» **Extract**:
::::::::::

4. Standards for Reappointment as Assistant Professor
Reappointment to the level of assistant professor will require the faculty member involved to show clear evidence of having established programs in accordance with his/her individual appointment as outlined in the individual’s original Letter of Offer, and as described in the Statement of Mutual Expectation and the Plan for Professional Development Plan that the candidate must develop during his/her first year at the University. Evidence must be documented in accordance with NCSU POL05.20.01 – Appointment, Reappointment, Promotion and Permanent Tenure, and must include the types of evidence outlined in Section III of this document. At a minimum reappointment will require:
4.1. Ability or definite promise in teaching, research, extension and/or another scholarly or germane creativity.
4.2. Potentials for the directing of classroom or extension-type teaching, extension programs with industry clientele, applied and/or basic research, and graduate programs.
4.3. Ability and willingness to participate in University, industry and/or professional organization affairs.
4.4. A doctor’s degree or equivalent professional experience.
5. Standards for Associate Professor With Tenure
Recommendations for appointment to the level of Associate Professor with tenure will be made in relation to the candidate’s appointment with regard to teaching, research and/or extension as documented in his/her Letter of Offer and Statement of Mutual Expectations. A successful recommendation will require the faculty member involved to show clear evidence of having established programs in accordance with his/her individual appointment as outlined in the individual’s original Letter of Offer, and as described in the Statement of Mutual Expectation and the Plan for Professional Development that the candidate has developed in conjunction with the Department Head. The candidate’s evidence must be documented in accordance with NCSU POL05.20.01 – Appointment, Reappointment, Promotion and Permanent Tenure, and must include the types of evidence outlined in Section III of this document. At a minimum appointment to the associate professor level with tenure will require:
5.1. Recognized ability and potential for distinction in teaching, independent research, extension and/or other scholarly activity that is germane to the faculty member’s assignment.

::::::::::

» **What you will do**:
- 1) Repeat the faculty standards text starting with "4. Standards for" and going on through "or germane creativity.", but swap in "offer letter" wherever "Letter of Offer" appears.
- 2) Resume the faculty standards text right after its last line and keep writing it.

» **Information provided**:

::::::::::

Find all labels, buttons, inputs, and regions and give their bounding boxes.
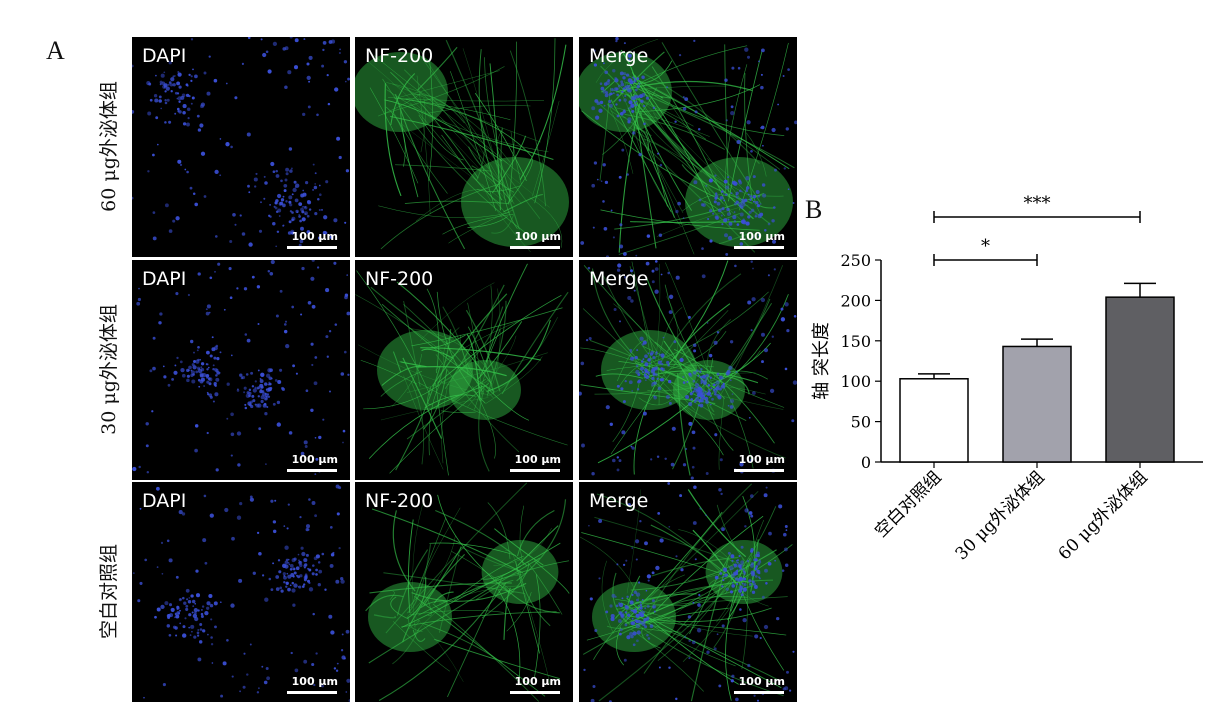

::::::::::

» **The replies**:
- 1)
4. Standards for Reappointment as Assistant Professor
Reappointment to the level of assistant professor will require the faculty member involved to show clear evidence of having established programs in accordance with his/her individual appointment as outlined in the individual’s original offer letter, and as described in the Statement of Mutual Expectation and the Plan for Professional Development Plan that the candidate must develop during his/her first year at the University. Evidence must be documented in accordance with NCSU POL05.20.01 – Appointment, Reappointment, Promotion and Permanent Tenure, and must include the types of evidence outlined in Section III of this document. At a minimum reappointment will require:
4.1. Ability or definite promise in teaching, research, extension and/or another scholarly or germane creativity.

- 2)
5.2. Clearly documented achievements, as appropriate for the individual’s appointment, that demonstrate success in developing a classroom or outreach teaching program, applied and/or basic research program including follow through with publications in well recognized journals in the individual’s area of appointment, active participation and leadership of graduate programs, and/or leadership of appropriate extension programs
5.3. Clear service type contributions to department, college, university and professional affairs.
5.4. Clear evidence of the development of a national reputation in the field.
5.5. A doctor’s degree, an equivalent degree, or equivalent professional experience.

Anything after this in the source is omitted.